Directions for this task
Collect each line of the entries that holds the string "have".

The records
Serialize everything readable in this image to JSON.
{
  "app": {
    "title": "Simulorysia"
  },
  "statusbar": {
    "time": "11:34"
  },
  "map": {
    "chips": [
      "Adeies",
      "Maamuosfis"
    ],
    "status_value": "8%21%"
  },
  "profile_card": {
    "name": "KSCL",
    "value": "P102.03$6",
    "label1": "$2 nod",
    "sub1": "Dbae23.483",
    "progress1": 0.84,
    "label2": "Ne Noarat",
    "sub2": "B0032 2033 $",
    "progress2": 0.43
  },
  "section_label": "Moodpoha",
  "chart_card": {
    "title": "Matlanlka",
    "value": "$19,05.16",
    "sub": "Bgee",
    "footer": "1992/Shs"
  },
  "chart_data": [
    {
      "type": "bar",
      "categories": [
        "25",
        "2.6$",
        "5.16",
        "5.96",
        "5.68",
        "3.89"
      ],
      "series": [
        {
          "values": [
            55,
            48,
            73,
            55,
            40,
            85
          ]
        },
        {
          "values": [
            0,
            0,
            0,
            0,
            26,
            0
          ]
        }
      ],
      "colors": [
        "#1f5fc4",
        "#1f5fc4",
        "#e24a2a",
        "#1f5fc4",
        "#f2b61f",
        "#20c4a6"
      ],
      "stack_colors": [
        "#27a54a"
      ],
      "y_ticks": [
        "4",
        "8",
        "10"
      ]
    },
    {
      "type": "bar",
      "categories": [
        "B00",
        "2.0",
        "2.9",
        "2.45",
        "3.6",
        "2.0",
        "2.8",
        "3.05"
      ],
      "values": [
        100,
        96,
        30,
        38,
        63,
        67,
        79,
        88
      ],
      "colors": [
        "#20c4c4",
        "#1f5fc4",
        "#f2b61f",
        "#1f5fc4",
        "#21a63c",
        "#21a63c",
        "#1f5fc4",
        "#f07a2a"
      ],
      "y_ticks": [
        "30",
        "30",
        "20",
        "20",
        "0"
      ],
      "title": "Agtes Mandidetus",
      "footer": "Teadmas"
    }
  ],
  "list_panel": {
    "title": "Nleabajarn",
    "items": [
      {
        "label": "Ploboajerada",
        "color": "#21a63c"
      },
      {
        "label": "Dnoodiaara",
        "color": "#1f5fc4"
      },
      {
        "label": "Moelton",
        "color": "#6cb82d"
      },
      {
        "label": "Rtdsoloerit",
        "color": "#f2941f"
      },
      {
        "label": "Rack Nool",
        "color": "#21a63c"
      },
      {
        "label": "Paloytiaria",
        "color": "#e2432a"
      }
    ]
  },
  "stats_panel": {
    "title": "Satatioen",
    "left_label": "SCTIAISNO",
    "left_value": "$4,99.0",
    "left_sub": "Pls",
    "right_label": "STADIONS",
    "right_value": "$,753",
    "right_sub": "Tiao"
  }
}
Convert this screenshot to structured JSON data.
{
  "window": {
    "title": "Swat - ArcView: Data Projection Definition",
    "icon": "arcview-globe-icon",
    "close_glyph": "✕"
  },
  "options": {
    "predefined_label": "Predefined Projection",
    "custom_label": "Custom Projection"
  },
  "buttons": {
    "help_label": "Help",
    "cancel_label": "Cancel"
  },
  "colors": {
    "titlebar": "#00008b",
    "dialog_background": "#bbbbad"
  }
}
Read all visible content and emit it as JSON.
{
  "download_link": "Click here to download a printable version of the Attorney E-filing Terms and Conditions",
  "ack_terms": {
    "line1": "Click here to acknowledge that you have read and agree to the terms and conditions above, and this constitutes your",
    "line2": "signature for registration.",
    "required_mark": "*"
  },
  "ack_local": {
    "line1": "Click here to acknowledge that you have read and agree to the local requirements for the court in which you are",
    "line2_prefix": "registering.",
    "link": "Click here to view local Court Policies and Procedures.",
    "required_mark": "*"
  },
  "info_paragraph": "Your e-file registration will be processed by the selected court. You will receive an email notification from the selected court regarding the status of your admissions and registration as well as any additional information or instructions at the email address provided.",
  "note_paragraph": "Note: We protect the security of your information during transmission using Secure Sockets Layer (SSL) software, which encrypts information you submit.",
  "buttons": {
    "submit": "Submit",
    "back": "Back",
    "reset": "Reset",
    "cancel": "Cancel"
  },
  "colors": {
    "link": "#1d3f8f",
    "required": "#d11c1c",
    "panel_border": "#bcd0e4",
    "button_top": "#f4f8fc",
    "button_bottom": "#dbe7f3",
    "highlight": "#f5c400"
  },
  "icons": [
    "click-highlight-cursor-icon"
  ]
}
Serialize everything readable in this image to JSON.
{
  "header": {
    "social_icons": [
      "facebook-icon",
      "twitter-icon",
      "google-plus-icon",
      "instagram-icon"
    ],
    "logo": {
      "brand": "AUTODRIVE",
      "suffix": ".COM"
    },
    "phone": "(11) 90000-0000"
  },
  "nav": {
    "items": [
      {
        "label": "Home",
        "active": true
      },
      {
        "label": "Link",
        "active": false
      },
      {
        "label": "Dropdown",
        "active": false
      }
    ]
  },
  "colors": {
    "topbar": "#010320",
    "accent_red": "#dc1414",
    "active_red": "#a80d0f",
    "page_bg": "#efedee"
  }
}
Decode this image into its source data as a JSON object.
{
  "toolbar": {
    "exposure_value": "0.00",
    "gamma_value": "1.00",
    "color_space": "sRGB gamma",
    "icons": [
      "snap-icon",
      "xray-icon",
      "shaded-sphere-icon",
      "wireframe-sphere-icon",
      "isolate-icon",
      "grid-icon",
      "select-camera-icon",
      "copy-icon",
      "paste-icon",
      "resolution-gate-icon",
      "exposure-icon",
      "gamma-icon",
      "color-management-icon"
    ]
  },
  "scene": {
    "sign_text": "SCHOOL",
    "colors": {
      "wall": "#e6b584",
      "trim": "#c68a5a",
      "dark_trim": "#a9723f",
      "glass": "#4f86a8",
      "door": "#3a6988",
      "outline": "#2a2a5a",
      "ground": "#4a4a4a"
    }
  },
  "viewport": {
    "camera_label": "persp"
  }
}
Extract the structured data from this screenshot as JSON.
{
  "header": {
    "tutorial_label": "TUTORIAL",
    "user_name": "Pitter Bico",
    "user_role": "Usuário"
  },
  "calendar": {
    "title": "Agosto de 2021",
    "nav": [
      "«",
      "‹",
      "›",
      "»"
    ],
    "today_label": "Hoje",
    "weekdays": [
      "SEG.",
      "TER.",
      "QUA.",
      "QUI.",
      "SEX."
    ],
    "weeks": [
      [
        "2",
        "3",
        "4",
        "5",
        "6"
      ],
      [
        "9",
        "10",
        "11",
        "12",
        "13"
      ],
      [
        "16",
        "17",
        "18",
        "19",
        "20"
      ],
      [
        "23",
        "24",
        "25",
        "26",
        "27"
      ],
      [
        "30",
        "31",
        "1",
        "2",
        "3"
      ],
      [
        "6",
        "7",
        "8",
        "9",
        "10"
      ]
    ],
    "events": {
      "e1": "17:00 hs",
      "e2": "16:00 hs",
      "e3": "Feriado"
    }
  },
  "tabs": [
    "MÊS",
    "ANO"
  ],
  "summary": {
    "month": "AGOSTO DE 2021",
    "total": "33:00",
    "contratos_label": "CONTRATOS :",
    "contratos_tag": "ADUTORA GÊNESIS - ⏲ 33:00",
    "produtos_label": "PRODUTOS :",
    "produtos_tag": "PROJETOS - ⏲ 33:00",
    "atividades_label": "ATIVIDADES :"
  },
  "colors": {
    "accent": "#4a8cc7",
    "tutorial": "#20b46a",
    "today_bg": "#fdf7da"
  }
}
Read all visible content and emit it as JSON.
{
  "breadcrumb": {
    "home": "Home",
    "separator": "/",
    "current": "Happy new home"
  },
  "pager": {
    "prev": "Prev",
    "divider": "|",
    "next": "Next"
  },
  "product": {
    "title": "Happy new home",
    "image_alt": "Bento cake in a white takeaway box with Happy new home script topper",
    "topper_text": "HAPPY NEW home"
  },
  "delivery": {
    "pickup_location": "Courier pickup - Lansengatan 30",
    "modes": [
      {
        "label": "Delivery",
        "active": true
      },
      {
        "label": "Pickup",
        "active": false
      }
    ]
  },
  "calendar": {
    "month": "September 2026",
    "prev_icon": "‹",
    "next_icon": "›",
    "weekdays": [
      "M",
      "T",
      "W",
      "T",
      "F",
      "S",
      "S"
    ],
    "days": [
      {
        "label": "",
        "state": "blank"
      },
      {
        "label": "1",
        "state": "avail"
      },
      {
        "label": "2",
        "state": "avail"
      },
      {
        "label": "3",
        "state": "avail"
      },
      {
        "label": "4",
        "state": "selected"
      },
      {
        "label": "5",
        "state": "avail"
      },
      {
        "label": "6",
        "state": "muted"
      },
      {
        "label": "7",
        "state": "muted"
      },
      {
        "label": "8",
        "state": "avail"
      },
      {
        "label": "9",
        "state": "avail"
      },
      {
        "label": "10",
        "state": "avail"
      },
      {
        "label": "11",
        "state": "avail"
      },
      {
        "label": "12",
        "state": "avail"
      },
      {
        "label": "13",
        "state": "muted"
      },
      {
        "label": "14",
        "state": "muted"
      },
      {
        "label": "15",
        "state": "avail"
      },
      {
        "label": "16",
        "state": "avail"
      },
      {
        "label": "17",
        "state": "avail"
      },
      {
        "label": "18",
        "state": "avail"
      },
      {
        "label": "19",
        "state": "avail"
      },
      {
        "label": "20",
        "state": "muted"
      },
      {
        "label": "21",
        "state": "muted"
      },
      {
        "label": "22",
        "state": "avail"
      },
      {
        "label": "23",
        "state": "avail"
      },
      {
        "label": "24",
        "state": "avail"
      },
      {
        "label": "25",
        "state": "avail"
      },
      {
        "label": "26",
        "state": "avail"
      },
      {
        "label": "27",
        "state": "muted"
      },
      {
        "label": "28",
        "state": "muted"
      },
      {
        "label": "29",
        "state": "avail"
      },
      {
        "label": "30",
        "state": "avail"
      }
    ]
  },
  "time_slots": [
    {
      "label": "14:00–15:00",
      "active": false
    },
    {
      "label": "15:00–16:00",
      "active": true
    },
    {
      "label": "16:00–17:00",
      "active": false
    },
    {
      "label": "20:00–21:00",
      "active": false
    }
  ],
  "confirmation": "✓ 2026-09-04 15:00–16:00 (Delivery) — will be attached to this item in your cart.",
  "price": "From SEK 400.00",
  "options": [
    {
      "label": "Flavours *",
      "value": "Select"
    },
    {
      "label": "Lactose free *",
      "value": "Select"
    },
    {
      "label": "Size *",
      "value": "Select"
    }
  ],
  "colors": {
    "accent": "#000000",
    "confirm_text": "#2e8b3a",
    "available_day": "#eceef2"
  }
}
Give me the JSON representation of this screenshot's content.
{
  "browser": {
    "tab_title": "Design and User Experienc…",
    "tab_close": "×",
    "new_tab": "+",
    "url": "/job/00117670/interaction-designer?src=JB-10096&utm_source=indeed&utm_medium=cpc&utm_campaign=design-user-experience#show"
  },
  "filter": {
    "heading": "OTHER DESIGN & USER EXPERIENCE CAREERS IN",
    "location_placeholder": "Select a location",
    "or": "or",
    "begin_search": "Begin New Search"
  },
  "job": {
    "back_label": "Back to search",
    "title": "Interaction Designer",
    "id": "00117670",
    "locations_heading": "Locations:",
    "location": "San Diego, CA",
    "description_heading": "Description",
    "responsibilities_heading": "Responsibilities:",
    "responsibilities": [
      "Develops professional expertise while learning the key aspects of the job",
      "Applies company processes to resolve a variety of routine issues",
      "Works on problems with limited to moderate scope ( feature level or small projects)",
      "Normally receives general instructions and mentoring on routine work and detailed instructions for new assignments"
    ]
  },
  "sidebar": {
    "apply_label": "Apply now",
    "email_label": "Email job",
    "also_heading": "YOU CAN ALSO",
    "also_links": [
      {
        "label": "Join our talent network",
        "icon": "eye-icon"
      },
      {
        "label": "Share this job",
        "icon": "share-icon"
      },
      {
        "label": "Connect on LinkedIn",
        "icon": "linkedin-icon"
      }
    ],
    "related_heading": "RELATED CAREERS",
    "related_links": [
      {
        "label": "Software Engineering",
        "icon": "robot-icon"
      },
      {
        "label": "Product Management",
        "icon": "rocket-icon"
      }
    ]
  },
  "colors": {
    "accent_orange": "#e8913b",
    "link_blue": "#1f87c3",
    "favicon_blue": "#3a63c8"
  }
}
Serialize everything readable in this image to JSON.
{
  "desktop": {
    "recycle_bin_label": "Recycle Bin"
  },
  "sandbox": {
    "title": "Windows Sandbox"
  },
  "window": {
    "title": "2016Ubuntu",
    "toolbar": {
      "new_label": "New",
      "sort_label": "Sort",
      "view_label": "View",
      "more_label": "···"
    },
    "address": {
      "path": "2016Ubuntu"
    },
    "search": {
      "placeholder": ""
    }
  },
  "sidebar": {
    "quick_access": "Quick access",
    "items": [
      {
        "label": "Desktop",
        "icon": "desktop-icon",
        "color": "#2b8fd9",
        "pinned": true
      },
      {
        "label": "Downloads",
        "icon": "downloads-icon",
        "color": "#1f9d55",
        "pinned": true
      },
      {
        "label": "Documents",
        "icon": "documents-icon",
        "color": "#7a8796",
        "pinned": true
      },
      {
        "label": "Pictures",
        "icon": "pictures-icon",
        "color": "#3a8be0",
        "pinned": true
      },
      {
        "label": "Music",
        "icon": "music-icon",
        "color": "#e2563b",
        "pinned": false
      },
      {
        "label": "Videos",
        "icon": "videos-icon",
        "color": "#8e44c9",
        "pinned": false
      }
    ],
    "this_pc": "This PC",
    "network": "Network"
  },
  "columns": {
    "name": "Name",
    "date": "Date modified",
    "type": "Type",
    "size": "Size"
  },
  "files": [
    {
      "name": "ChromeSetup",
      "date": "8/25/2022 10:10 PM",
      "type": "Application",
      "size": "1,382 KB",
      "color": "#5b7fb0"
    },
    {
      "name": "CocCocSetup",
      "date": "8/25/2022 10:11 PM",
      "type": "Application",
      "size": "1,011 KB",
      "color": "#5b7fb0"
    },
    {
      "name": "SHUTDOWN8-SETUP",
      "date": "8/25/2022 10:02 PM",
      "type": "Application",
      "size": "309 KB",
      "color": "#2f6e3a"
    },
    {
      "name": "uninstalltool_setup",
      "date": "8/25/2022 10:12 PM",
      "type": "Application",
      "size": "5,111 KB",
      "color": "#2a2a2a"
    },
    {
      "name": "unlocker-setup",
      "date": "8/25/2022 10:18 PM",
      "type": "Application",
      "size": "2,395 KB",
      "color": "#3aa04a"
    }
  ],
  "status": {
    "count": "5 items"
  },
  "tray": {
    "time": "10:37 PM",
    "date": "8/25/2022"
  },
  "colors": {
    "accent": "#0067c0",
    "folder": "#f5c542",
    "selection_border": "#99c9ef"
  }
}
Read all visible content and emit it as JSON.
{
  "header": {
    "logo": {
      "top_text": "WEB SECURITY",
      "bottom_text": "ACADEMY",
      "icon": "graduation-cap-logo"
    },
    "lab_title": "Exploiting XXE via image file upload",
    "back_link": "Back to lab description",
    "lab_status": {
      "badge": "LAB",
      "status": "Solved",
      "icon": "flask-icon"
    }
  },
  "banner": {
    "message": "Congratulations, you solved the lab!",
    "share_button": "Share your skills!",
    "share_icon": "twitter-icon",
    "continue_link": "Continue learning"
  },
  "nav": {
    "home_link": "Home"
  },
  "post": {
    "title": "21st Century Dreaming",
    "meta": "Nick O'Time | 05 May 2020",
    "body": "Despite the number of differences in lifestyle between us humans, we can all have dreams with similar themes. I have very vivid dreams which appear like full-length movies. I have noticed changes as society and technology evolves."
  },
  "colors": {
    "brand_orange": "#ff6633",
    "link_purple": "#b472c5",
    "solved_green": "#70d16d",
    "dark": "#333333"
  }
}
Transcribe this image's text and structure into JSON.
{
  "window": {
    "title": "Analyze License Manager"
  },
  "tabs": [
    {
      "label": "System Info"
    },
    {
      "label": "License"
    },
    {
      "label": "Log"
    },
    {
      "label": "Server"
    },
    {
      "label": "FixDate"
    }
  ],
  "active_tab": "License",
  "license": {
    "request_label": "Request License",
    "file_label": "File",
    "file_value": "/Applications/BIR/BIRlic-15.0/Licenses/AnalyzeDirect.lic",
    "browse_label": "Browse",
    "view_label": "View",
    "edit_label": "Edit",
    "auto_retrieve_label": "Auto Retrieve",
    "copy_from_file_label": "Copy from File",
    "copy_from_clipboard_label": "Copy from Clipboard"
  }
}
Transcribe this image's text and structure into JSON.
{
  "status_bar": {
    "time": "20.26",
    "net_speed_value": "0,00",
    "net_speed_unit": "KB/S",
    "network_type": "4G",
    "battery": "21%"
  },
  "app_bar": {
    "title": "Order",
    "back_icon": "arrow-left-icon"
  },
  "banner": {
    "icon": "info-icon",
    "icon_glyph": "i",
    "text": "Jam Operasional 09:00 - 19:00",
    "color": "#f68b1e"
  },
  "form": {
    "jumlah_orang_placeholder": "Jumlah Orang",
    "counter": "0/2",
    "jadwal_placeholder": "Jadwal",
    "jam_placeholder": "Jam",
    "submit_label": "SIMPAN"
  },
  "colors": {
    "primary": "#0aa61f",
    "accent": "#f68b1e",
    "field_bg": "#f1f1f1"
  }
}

The answer
    "line1": "Click here to acknowledge that you have read and agree to the terms and conditions above, and this constitutes your",
    "line1": "Click here to acknowledge that you have read and agree to the local requirements for the court in which you are",
    "body": "Despite the number of differences in lifestyle between us humans, we can all have dreams with similar themes. I have very vivid dreams which appear like full-length movies. I have noticed changes as society and technology evolves."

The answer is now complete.